● Given request: Repeat every line of the data exactly, but not the pictures.

● The input:
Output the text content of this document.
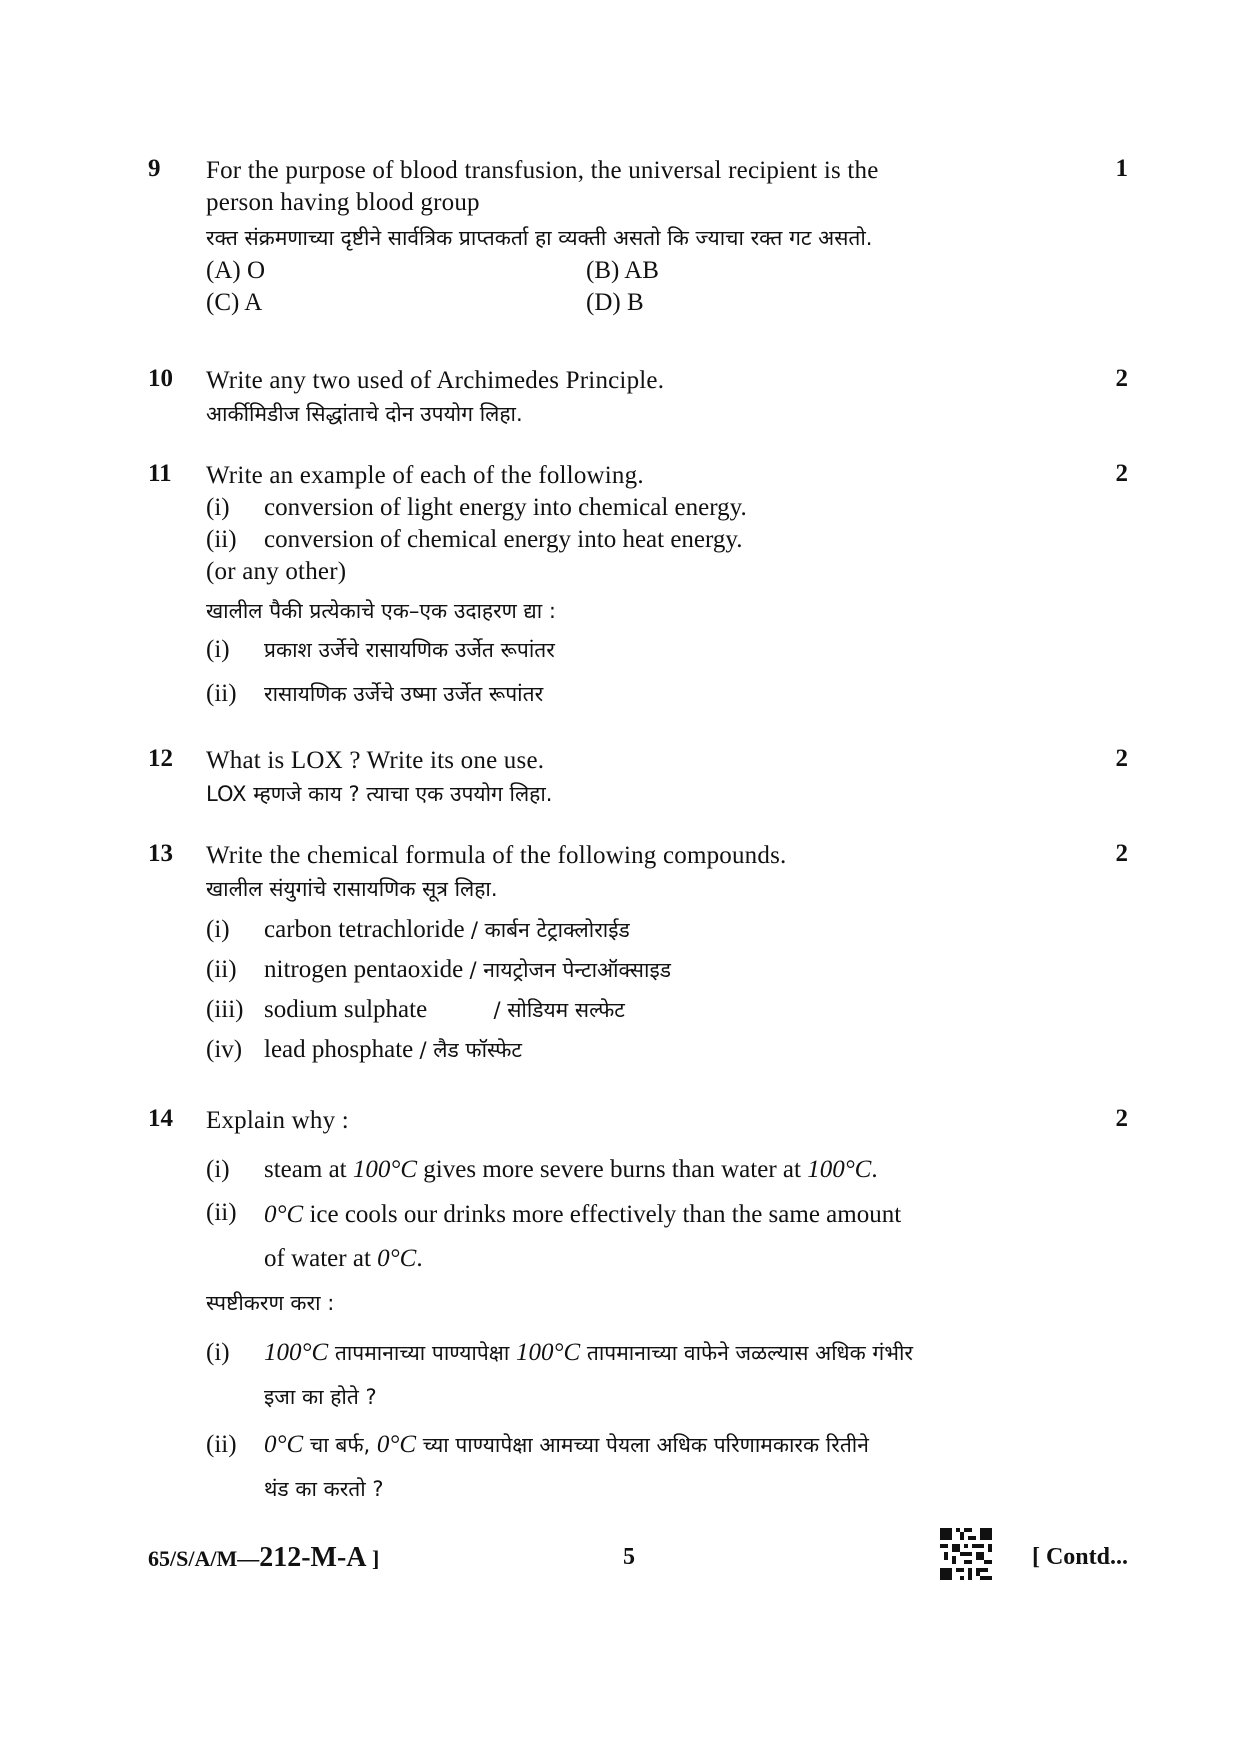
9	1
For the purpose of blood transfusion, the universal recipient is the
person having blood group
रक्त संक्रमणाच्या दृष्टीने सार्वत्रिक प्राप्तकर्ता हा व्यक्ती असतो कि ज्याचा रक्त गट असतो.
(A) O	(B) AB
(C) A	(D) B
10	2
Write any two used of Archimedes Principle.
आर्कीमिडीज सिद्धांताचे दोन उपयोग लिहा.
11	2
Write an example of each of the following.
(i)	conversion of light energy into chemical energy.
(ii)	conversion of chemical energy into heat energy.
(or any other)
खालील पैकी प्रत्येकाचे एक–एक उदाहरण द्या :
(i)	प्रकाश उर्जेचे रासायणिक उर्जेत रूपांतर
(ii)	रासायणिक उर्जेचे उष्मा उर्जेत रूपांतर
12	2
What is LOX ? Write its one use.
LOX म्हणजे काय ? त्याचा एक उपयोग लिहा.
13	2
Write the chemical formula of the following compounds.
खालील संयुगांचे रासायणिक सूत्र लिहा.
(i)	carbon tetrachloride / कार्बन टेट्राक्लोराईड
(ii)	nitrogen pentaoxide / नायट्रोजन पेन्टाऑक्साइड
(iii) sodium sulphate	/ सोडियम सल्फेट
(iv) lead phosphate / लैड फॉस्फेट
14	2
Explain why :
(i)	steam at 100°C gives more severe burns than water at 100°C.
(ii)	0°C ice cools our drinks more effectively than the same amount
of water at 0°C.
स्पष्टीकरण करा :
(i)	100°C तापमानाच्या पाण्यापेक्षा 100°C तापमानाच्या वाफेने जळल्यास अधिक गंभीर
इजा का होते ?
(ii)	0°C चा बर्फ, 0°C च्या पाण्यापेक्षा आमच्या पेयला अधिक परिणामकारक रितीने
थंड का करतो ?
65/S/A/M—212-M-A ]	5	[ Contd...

● Task answer:
Output the text content of this document.
9	1
For the purpose of blood transfusion, the universal recipient is the
person having blood group
रक्त संक्रमणाच्या दृष्टीने सार्वत्रिक प्राप्तकर्ता हा व्यक्ती असतो कि ज्याचा रक्त गट असतो.
(A) O	(B) AB
(C) A	(D) B
10	2
Write any two used of Archimedes Principle.
आर्कीमिडीज सिद्धांताचे दोन उपयोग लिहा.
11	2
Write an example of each of the following.
(i)	conversion of light energy into chemical energy.
(ii)	conversion of chemical energy into heat energy.
(or any other)
खालील पैकी प्रत्येकाचे एक–एक उदाहरण द्या :
(i)	प्रकाश उर्जेचे रासायणिक उर्जेत रूपांतर
(ii)	रासायणिक उर्जेचे उष्मा उर्जेत रूपांतर
12	2
What is LOX ? Write its one use.
LOX म्हणजे काय ? त्याचा एक उपयोग लिहा.
13	2
Write the chemical formula of the following compounds.
खालील संयुगांचे रासायणिक सूत्र लिहा.
(i)	carbon tetrachloride / कार्बन टेट्राक्लोराईड
(ii)	nitrogen pentaoxide / नायट्रोजन पेन्टाऑक्साइड
(iii) sodium sulphate	/ सोडियम सल्फेट
(iv) lead phosphate / लैड फॉस्फेट
14	2
Explain why :
(i)	steam at 100°C gives more severe burns than water at 100°C.
(ii)	0°C ice cools our drinks more effectively than the same amount
of water at 0°C.
स्पष्टीकरण करा :
(i)	100°C तापमानाच्या पाण्यापेक्षा 100°C तापमानाच्या वाफेने जळल्यास अधिक गंभीर
इजा का होते ?
(ii)	0°C चा बर्फ, 0°C च्या पाण्यापेक्षा आमच्या पेयला अधिक परिणामकारक रितीने
थंड का करतो ?
65/S/A/M—212-M-A ]	5	[ Contd...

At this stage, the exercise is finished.